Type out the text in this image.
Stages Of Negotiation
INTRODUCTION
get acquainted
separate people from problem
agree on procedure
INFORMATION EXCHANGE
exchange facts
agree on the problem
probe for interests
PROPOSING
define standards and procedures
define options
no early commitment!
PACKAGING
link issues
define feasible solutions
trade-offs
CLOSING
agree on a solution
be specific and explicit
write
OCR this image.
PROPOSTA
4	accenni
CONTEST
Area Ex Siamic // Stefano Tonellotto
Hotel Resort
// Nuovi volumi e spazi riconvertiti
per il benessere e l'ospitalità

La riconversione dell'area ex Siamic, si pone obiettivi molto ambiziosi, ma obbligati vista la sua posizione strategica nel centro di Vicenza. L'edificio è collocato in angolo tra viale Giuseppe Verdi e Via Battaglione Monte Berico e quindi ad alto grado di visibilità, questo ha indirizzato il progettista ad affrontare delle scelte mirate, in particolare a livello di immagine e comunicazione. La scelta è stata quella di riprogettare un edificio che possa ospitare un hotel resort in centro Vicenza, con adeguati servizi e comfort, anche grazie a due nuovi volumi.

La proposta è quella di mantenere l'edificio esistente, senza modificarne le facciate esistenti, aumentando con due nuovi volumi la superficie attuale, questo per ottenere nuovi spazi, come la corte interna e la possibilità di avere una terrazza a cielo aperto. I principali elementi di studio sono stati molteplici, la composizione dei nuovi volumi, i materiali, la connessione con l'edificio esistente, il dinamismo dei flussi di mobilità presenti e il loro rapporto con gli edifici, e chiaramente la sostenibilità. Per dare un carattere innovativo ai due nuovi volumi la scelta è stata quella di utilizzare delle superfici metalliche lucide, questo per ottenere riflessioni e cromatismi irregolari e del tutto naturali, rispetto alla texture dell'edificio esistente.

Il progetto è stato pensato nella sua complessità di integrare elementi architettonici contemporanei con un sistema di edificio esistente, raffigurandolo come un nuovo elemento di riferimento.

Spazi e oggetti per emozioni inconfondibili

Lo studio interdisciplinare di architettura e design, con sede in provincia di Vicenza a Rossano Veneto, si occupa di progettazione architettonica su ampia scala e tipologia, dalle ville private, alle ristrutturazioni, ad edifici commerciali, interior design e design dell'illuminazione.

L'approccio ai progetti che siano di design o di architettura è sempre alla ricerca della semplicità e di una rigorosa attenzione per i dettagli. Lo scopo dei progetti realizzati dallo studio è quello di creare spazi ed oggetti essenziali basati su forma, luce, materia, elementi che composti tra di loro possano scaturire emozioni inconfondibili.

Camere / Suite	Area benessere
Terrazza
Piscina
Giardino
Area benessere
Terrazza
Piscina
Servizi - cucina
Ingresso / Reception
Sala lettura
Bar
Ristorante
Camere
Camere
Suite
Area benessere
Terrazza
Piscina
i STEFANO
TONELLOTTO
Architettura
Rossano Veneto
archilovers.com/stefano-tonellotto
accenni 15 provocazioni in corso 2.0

→ **EXERCISE**:
Every line above should be written out again exactly as it stands.

→ **REPLY TO THE TASK**:
Type out the text in this image.
Stages Of Negotiation
INTRODUCTION
get acquainted
separate people from problem
agree on procedure
INFORMATION EXCHANGE
exchange facts
agree on the problem
probe for interests
PROPOSING
define standards and procedures
define options
no early commitment!
PACKAGING
link issues
define feasible solutions
trade-offs
CLOSING
agree on a solution
be specific and explicit
write
OCR this image.
PROPOSTA
4	accenni
CONTEST
Area Ex Siamic // Stefano Tonellotto
Hotel Resort
// Nuovi volumi e spazi riconvertiti
per il benessere e l'ospitalità

La riconversione dell'area ex Siamic, si pone obiettivi molto ambiziosi, ma obbligati vista la sua posizione strategica nel centro di Vicenza. L'edificio è collocato in angolo tra viale Giuseppe Verdi e Via Battaglione Monte Berico e quindi ad alto grado di visibilità, questo ha indirizzato il progettista ad affrontare delle scelte mirate, in particolare a livello di immagine e comunicazione. La scelta è stata quella di riprogettare un edificio che possa ospitare un hotel resort in centro Vicenza, con adeguati servizi e comfort, anche grazie a due nuovi volumi.

La proposta è quella di mantenere l'edificio esistente, senza modificarne le facciate esistenti, aumentando con due nuovi volumi la superficie attuale, questo per ottenere nuovi spazi, come la corte interna e la possibilità di avere una terrazza a cielo aperto. I principali elementi di studio sono stati molteplici, la composizione dei nuovi volumi, i materiali, la connessione con l'edificio esistente, il dinamismo dei flussi di mobilità presenti e il loro rapporto con gli edifici, e chiaramente la sostenibilità. Per dare un carattere innovativo ai due nuovi volumi la scelta è stata quella di utilizzare delle superfici metalliche lucide, questo per ottenere riflessioni e cromatismi irregolari e del tutto naturali, rispetto alla texture dell'edificio esistente.

Il progetto è stato pensato nella sua complessità di integrare elementi architettonici contemporanei con un sistema di edificio esistente, raffigurandolo come un nuovo elemento di riferimento.

Spazi e oggetti per emozioni inconfondibili

Lo studio interdisciplinare di architettura e design, con sede in provincia di Vicenza a Rossano Veneto, si occupa di progettazione architettonica su ampia scala e tipologia, dalle ville private, alle ristrutturazioni, ad edifici commerciali, interior design e design dell'illuminazione.

L'approccio ai progetti che siano di design o di architettura è sempre alla ricerca della semplicità e di una rigorosa attenzione per i dettagli. Lo scopo dei progetti realizzati dallo studio è quello di creare spazi ed oggetti essenziali basati su forma, luce, materia, elementi che composti tra di loro possano scaturire emozioni inconfondibili.

Camere / Suite	Area benessere
Terrazza
Piscina
Giardino
Area benessere
Terrazza
Piscina
Servizi - cucina
Ingresso / Reception
Sala lettura
Bar
Ristorante
Camere
Camere
Suite
Area benessere
Terrazza
Piscina
i STEFANO
TONELLOTTO
Architettura
Rossano Veneto
archilovers.com/stefano-tonellotto
accenni 15 provocazioni in corso 2.0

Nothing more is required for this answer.